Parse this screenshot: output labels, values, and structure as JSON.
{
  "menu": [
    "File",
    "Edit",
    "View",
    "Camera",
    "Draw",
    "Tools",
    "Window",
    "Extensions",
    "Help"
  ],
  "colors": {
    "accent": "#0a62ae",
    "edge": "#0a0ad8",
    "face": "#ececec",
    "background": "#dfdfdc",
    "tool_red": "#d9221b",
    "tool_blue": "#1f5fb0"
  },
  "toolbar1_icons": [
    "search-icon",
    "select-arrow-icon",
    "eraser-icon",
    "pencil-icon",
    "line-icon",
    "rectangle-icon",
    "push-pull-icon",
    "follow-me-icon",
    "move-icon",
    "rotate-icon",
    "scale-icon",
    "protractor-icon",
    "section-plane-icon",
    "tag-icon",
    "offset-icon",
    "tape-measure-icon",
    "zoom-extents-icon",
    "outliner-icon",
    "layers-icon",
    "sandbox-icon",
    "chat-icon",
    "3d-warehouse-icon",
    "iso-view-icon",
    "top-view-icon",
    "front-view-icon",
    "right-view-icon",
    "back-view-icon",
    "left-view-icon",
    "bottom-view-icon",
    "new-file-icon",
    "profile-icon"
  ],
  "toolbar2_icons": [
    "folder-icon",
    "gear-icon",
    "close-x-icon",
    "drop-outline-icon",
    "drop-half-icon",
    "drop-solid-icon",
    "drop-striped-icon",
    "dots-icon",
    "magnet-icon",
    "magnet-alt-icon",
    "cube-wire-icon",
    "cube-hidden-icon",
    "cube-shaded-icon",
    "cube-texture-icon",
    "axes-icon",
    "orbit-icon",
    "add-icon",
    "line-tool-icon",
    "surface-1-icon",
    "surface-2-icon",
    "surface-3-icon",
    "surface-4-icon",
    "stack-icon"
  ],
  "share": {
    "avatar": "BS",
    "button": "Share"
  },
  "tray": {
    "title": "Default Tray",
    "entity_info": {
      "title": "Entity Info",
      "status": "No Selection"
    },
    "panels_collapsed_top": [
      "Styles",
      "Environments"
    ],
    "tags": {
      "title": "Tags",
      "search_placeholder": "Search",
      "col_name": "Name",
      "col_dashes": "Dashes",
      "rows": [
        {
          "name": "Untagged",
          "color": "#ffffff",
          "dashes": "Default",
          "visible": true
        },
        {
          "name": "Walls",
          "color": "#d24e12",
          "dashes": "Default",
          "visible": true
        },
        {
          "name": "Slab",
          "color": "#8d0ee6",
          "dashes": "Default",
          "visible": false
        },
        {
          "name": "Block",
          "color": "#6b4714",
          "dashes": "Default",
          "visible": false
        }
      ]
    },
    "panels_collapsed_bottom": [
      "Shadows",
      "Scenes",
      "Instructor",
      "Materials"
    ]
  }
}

### What needs to be done
Go through the records and show every line with the string "title" in it.

### Solution for this exercise
    "title": "Default Tray",
      "title": "Entity Info",
      "title": "Tags",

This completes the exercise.